Dataset items:
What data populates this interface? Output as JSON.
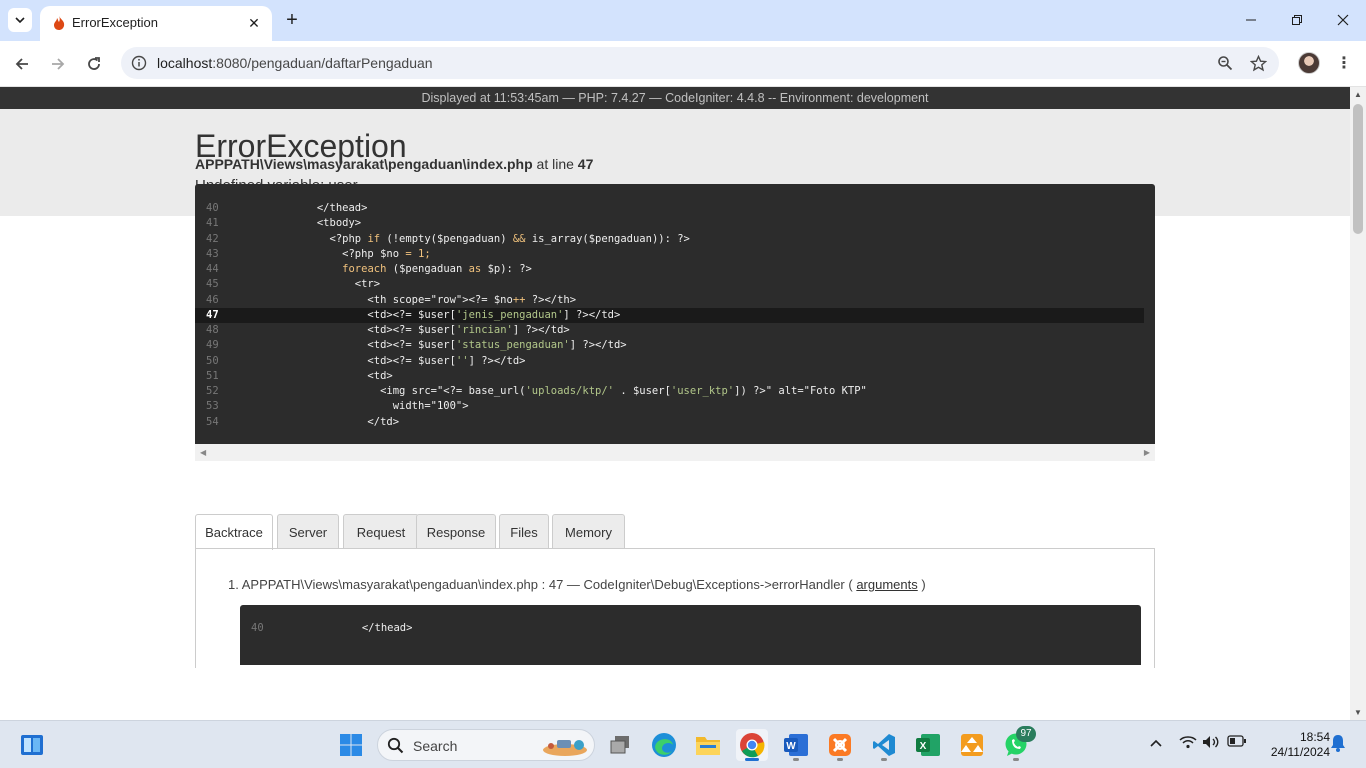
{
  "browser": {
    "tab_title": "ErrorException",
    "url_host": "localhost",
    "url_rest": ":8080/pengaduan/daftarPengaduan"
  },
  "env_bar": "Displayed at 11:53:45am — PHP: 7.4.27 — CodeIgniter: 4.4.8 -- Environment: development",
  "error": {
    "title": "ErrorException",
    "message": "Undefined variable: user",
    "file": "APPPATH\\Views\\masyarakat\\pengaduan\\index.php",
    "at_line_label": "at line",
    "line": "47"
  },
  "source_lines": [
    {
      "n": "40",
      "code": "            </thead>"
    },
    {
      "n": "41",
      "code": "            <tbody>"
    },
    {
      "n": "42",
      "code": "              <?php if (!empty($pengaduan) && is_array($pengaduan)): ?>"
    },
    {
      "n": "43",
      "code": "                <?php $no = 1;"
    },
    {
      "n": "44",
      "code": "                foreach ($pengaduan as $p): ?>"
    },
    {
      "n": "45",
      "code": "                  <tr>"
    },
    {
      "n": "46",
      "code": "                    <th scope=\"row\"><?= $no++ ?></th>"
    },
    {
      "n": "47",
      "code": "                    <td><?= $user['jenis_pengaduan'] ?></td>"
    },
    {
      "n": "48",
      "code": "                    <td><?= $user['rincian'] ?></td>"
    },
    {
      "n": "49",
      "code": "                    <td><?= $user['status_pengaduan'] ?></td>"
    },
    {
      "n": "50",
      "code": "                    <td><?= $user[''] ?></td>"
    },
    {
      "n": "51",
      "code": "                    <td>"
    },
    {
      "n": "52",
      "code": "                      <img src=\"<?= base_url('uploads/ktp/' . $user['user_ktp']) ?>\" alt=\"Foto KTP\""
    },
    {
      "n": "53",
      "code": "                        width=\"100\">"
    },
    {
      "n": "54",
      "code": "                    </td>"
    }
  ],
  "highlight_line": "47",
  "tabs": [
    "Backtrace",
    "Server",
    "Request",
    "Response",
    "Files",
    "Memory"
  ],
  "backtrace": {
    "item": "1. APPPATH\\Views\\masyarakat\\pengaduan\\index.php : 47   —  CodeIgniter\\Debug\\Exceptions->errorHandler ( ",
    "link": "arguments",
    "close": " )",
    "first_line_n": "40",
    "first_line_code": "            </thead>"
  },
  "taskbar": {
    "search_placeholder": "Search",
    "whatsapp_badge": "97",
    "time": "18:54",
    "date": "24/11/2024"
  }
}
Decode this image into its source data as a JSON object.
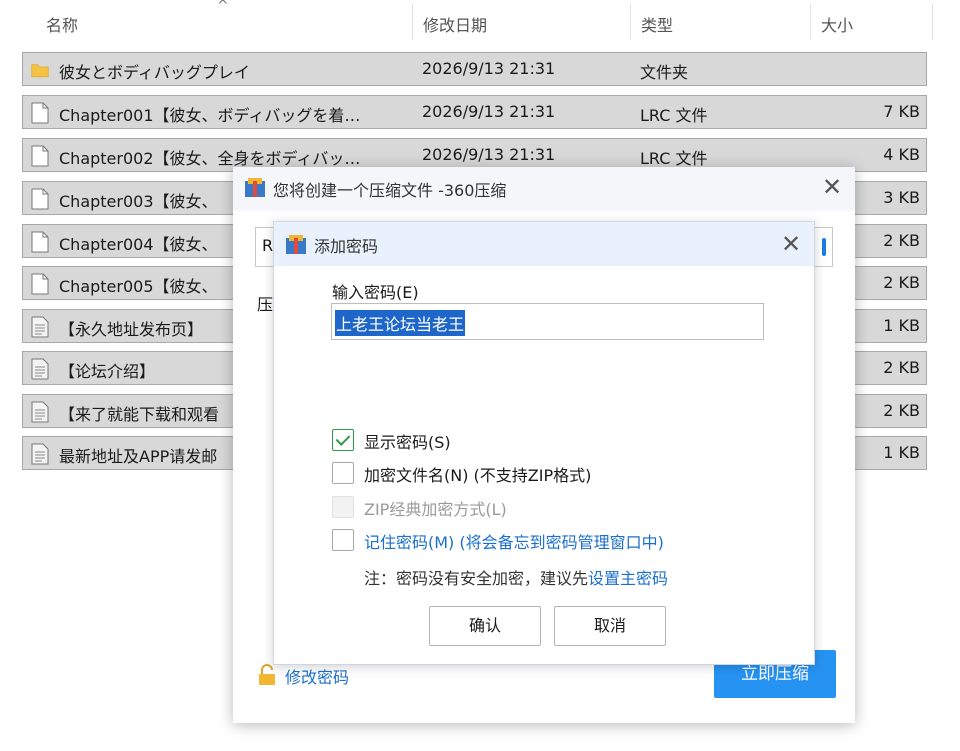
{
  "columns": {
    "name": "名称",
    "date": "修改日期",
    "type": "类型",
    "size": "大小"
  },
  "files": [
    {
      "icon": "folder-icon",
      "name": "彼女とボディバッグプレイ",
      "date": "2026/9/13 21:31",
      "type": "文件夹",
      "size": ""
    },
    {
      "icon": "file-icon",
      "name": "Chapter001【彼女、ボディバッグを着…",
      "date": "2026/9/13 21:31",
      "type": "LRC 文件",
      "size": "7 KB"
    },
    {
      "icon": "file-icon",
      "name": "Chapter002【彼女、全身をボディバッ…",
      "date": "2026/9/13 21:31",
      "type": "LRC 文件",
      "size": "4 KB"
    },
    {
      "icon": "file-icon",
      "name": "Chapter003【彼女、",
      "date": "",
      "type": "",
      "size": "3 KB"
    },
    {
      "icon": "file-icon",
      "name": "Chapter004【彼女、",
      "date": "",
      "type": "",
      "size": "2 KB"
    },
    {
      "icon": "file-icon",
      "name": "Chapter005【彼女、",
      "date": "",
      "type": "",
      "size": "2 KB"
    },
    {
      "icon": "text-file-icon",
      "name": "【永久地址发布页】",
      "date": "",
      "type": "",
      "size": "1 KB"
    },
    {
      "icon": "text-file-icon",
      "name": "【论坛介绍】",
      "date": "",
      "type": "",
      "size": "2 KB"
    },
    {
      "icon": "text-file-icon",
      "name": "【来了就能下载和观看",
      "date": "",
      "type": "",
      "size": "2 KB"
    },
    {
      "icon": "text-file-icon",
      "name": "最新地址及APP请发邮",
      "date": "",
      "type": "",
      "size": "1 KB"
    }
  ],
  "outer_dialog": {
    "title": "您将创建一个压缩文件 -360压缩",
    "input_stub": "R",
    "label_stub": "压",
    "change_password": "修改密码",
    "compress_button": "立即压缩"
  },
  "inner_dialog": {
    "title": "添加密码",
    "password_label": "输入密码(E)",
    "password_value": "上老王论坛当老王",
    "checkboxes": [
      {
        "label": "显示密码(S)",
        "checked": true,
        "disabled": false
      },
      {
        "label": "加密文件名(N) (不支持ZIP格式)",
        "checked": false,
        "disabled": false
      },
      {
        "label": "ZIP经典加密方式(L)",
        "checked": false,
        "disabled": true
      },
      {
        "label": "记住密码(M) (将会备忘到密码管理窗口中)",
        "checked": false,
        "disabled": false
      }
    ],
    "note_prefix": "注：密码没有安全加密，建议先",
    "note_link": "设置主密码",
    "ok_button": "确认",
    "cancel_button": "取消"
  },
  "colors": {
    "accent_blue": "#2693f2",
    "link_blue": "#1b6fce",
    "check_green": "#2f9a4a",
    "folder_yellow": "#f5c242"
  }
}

---

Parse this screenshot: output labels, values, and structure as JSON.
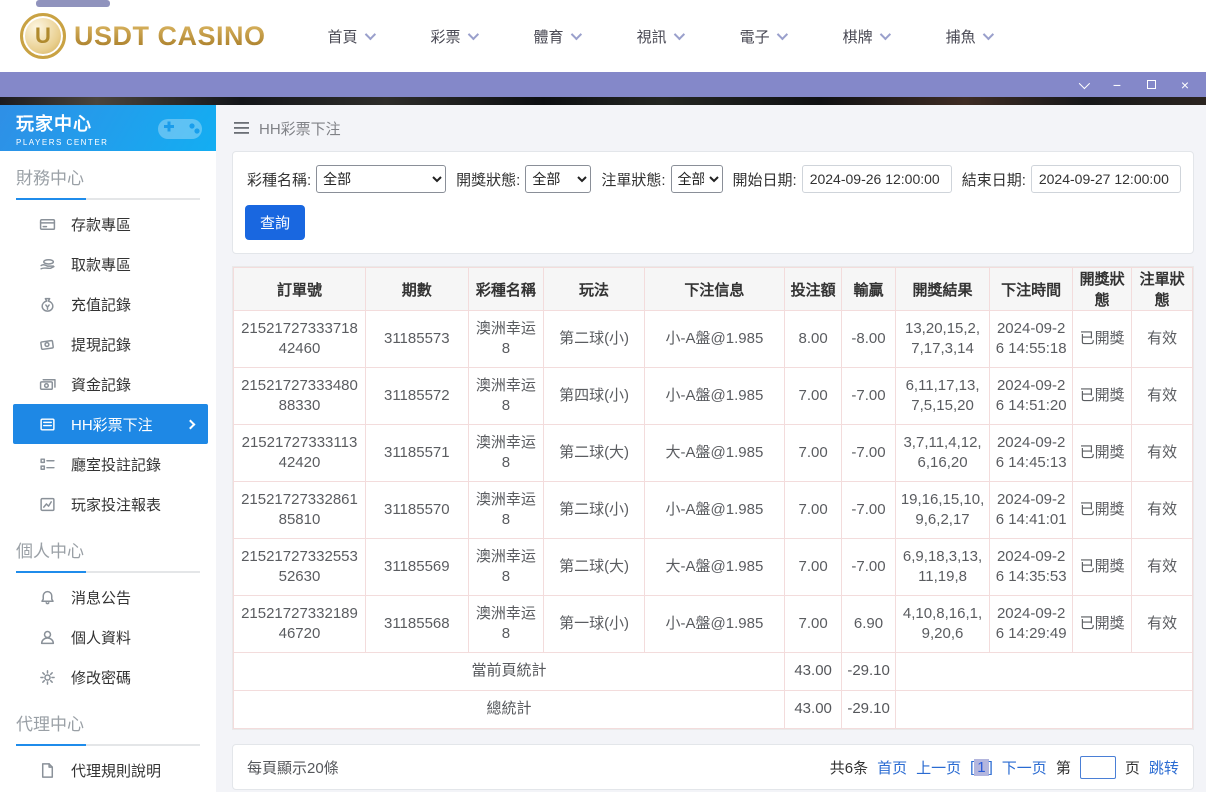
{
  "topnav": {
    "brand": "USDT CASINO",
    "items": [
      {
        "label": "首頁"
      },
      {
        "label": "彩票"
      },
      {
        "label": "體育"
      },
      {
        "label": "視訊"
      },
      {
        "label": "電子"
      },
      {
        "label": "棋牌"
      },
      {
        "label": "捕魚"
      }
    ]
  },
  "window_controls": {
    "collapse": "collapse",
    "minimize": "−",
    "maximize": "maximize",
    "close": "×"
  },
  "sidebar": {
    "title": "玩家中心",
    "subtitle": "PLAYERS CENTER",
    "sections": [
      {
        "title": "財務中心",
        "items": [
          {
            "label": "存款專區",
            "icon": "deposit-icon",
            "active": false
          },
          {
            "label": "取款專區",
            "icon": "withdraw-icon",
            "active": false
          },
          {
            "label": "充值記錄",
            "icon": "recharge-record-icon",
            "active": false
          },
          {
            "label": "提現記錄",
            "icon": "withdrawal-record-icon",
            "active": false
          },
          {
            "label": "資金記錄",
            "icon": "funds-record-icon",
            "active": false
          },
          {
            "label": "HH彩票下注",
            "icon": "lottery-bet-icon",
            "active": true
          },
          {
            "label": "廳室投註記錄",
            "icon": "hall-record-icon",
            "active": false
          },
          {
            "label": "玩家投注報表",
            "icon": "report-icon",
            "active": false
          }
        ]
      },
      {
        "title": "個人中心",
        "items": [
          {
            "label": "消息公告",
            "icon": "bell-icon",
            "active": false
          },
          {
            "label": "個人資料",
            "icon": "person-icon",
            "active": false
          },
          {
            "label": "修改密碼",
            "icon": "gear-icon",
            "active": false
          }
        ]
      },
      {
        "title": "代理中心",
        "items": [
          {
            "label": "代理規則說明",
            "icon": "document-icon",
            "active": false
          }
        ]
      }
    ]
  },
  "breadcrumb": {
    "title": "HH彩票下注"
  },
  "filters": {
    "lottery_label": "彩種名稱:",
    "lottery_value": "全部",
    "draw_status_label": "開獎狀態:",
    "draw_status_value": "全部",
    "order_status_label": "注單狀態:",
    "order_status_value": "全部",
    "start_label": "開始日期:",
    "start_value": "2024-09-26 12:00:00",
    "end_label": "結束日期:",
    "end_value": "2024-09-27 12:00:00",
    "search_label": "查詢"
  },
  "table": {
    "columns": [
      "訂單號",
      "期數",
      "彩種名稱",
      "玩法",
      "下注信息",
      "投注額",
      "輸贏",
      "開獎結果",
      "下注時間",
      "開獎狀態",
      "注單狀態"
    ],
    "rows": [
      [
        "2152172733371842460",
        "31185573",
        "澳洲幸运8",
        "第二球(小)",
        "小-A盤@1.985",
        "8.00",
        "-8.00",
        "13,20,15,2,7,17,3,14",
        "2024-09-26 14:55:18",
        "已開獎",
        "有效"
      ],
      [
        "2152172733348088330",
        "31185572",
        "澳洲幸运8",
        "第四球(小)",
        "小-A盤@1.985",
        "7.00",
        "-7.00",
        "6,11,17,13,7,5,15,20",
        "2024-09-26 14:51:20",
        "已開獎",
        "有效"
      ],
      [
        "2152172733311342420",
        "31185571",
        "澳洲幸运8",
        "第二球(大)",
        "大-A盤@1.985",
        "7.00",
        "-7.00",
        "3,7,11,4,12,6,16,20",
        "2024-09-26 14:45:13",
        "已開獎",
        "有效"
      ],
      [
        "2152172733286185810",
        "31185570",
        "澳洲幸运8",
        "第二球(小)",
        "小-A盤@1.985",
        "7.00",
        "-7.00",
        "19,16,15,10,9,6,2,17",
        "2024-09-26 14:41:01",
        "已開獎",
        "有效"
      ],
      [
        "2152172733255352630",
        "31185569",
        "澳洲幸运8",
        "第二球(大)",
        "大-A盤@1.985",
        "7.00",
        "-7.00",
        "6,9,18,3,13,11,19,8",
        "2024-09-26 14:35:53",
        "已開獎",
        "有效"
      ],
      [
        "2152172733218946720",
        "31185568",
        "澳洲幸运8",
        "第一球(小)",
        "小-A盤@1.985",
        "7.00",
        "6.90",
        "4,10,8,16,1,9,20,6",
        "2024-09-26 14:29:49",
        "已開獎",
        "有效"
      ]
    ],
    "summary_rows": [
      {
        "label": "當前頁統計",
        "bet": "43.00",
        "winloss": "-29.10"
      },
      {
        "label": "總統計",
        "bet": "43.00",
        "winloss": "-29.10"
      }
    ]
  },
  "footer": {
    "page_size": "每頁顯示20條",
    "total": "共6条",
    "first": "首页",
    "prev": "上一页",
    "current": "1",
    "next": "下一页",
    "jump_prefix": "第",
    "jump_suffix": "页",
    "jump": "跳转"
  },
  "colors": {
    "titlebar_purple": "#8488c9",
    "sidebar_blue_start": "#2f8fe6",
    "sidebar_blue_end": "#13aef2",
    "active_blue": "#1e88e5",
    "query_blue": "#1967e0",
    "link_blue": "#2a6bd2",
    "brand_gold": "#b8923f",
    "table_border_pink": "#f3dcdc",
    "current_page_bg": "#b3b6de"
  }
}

...

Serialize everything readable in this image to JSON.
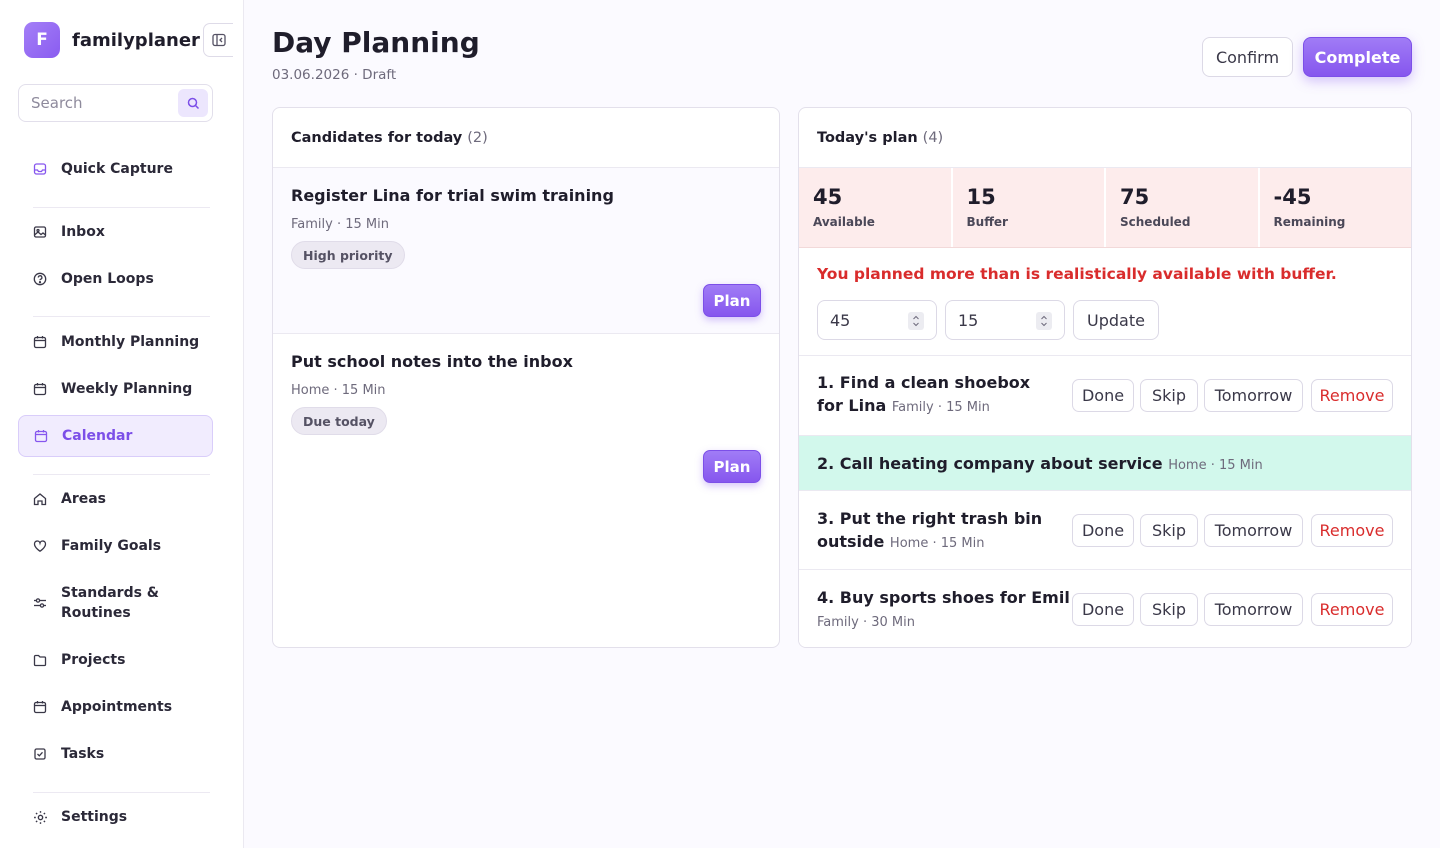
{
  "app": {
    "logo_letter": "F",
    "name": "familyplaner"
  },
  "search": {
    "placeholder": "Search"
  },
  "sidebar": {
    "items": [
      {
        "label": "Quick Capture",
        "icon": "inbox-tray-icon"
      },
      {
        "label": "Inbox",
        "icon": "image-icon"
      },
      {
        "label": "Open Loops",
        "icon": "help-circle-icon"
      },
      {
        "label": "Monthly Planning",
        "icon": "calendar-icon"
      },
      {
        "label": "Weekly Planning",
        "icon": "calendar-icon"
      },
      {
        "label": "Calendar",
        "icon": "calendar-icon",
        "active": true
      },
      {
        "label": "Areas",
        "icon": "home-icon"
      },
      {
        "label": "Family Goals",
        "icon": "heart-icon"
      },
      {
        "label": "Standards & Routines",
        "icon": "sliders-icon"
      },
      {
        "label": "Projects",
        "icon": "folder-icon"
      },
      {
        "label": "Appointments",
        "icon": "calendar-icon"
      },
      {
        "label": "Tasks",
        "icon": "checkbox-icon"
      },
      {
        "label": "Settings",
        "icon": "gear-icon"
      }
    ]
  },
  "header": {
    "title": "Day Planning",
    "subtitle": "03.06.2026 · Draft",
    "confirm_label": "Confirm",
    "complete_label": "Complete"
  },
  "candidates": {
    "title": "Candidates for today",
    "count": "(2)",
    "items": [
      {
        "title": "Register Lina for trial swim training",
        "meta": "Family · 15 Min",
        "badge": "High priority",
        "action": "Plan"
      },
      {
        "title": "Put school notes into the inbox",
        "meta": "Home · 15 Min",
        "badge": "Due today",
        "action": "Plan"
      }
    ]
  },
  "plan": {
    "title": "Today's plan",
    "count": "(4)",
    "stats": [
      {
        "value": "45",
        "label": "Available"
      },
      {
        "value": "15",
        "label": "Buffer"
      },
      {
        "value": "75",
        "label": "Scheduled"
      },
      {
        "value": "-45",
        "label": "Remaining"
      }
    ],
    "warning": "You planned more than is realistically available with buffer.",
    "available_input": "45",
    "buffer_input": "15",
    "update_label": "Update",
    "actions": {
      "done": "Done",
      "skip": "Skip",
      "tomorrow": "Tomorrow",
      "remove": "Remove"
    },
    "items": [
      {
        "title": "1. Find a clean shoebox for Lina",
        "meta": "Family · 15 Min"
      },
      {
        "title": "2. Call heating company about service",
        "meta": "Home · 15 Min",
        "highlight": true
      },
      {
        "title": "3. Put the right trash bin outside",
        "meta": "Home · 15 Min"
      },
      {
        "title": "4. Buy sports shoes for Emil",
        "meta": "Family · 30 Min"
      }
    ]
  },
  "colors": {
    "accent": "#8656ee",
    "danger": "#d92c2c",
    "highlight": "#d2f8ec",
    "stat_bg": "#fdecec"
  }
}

To do
Using the listing above, gather each line that holds the string "JSON" and copy it.

Solution to this task
What data populates this interface? Output as JSON.
Decode this image into its source data as a JSON object.
Parse this screenshot: output labels, values, and structure as JSON.
Serialize everything readable in this image to JSON.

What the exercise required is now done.